##### PROVIDED RECORDS #####

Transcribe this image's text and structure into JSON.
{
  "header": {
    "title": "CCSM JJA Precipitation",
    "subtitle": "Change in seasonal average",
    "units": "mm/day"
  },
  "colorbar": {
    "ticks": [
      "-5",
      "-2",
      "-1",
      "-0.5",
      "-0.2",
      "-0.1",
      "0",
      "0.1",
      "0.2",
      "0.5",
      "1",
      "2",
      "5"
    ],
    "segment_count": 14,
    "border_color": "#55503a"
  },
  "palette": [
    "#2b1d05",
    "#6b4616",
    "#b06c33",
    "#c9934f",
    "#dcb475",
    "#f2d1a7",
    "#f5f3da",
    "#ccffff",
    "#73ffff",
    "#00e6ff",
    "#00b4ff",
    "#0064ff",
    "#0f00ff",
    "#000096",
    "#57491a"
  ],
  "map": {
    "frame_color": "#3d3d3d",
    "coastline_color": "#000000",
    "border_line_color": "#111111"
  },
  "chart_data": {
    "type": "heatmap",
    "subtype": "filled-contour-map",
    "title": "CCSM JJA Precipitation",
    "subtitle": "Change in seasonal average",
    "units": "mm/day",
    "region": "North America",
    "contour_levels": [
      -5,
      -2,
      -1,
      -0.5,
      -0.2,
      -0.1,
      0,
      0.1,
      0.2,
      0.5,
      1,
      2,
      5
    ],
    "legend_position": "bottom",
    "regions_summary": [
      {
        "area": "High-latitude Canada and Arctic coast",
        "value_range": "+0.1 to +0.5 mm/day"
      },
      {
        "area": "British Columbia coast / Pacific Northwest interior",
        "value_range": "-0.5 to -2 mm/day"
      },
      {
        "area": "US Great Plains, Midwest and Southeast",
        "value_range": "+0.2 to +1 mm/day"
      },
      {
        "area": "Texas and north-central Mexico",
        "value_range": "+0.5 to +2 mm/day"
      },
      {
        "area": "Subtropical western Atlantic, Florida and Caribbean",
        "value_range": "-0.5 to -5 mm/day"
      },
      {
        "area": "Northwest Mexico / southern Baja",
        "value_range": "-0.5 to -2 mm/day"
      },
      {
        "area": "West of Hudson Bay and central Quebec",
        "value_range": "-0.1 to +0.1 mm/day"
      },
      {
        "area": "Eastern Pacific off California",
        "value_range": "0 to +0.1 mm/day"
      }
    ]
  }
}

#####

* WHAT IS REQUIRED
Find and count the lines of the data that include the string "Northwest", and report that figure by itself.

* RESULT BELOW
2